+++ Records for the task +++

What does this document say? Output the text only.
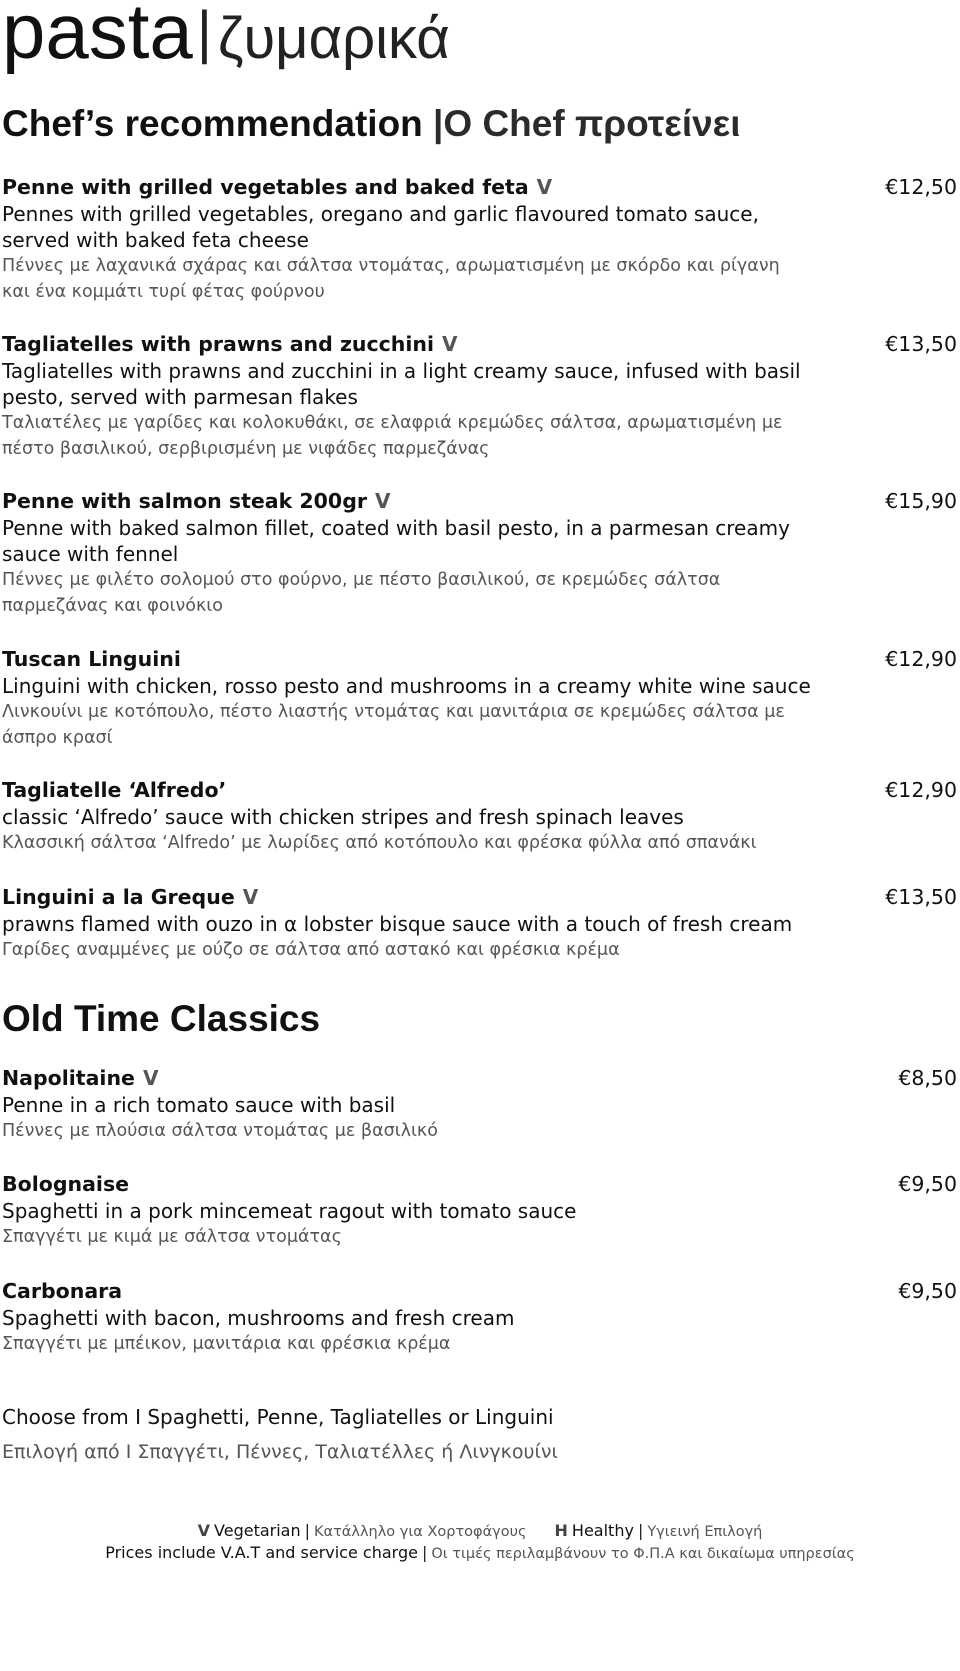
pasta| ζυμαρικά
Chef’s recommendation |Ο Chef προτείνει
Penne with grilled vegetables and baked feta V	€12,50
Pennes with grilled vegetables, oregano and garlic flavoured tomato sauce, served with baked feta cheese
Πέννες με λαχανικά σχάρας και σάλτσα ντομάτας, αρωματισμένη με σκόρδο και ρίγανη και ένα κομμάτι τυρί φέτας φούρνου
Tagliatelles with prawns and zucchini V	€13,50
Tagliatelles with prawns and zucchini in a light creamy sauce, infused with basil pesto, served with parmesan flakes
Ταλιατέλες με γαρίδες και κολοκυθάκι, σε ελαφριά κρεμώδες σάλτσα, αρωματισμένη με πέστο βασιλικού, σερβιρισμένη με νιφάδες παρμεζάνας
Penne with salmon steak 200gr V	€15,90
Penne with baked salmon fillet, coated with basil pesto, in a parmesan creamy sauce with fennel
Πέννες με φιλέτο σολομού στο φούρνο, με πέστο βασιλικού, σε κρεμώδες σάλτσα παρμεζάνας και φοινόκιο
Tuscan Linguini	€12,90
Linguini with chicken, rosso pesto and mushrooms in a creamy white wine sauce
Λινκουίνι με κοτόπουλο, πέστο λιαστής ντομάτας και μανιτάρια σε κρεμώδες σάλτσα με άσπρο κρασί
Tagliatelle ‘Alfredo’	€12,90
classic ‘Alfredo’ sauce with chicken stripes and fresh spinach leaves
Κλασσική σάλτσα ‘Alfredo’ με λωρίδες από κοτόπουλο και φρέσκα φύλλα από σπανάκι
Linguini a la Greque V	€13,50
prawns flamed with ouzo in α lobster bisque sauce with a touch of fresh cream
Γαρίδες αναμμένες με ούζο σε σάλτσα από αστακό και φρέσκια κρέμα
Old Time Classics
Napolitaine V	€8,50
Penne in a rich tomato sauce with basil
Πέννες με πλούσια σάλτσα ντομάτας με βασιλικό
Bolognaise	€9,50
Spaghetti in a pork mincemeat ragout with tomato sauce
Σπαγγέτι με κιμά με σάλτσα ντομάτας
Carbonara	€9,50
Spaghetti with bacon, mushrooms and fresh cream
Σπαγγέτι με μπέικον, μανιτάρια και φρέσκια κρέμα
Choose from I Spaghetti, Penne, Tagliatelles or Linguini
Επιλογή από I Σπαγγέτι, Πέννες, Ταλιατέλλες ή Λινγκουίνι
V Vegetarian | Κατάλληλο για Χορτοφάγους H Healthy | Υγιεινή Επιλογή
Prices include V.A.T and service charge | Οι τιμές περιλαμβάνουν το Φ.Π.Α και δικαίωμα υπηρεσίας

+++

Print out the material word for word, omitting the pictures.

→ **Task answer**
What does this document say? Output the text only.
pasta| ζυμαρικά
Chef’s recommendation |Ο Chef προτείνει
Penne with grilled vegetables and baked feta V	€12,50
Pennes with grilled vegetables, oregano and garlic flavoured tomato sauce, served with baked feta cheese
Πέννες με λαχανικά σχάρας και σάλτσα ντομάτας, αρωματισμένη με σκόρδο και ρίγανη και ένα κομμάτι τυρί φέτας φούρνου
Tagliatelles with prawns and zucchini V	€13,50
Tagliatelles with prawns and zucchini in a light creamy sauce, infused with basil pesto, served with parmesan flakes
Ταλιατέλες με γαρίδες και κολοκυθάκι, σε ελαφριά κρεμώδες σάλτσα, αρωματισμένη με πέστο βασιλικού, σερβιρισμένη με νιφάδες παρμεζάνας
Penne with salmon steak 200gr V	€15,90
Penne with baked salmon fillet, coated with basil pesto, in a parmesan creamy sauce with fennel
Πέννες με φιλέτο σολομού στο φούρνο, με πέστο βασιλικού, σε κρεμώδες σάλτσα παρμεζάνας και φοινόκιο
Tuscan Linguini	€12,90
Linguini with chicken, rosso pesto and mushrooms in a creamy white wine sauce
Λινκουίνι με κοτόπουλο, πέστο λιαστής ντομάτας και μανιτάρια σε κρεμώδες σάλτσα με άσπρο κρασί
Tagliatelle ‘Alfredo’	€12,90
classic ‘Alfredo’ sauce with chicken stripes and fresh spinach leaves
Κλασσική σάλτσα ‘Alfredo’ με λωρίδες από κοτόπουλο και φρέσκα φύλλα από σπανάκι
Linguini a la Greque V	€13,50
prawns flamed with ouzo in α lobster bisque sauce with a touch of fresh cream
Γαρίδες αναμμένες με ούζο σε σάλτσα από αστακό και φρέσκια κρέμα
Old Time Classics
Napolitaine V	€8,50
Penne in a rich tomato sauce with basil
Πέννες με πλούσια σάλτσα ντομάτας με βασιλικό
Bolognaise	€9,50
Spaghetti in a pork mincemeat ragout with tomato sauce
Σπαγγέτι με κιμά με σάλτσα ντομάτας
Carbonara	€9,50
Spaghetti with bacon, mushrooms and fresh cream
Σπαγγέτι με μπέικον, μανιτάρια και φρέσκια κρέμα
Choose from I Spaghetti, Penne, Tagliatelles or Linguini
Επιλογή από I Σπαγγέτι, Πέννες, Ταλιατέλλες ή Λινγκουίνι
V Vegetarian | Κατάλληλο για Χορτοφάγους H Healthy | Υγιεινή Επιλογή
Prices include V.A.T and service charge | Οι τιμές περιλαμβάνουν το Φ.Π.Α και δικαίωμα υπηρεσίας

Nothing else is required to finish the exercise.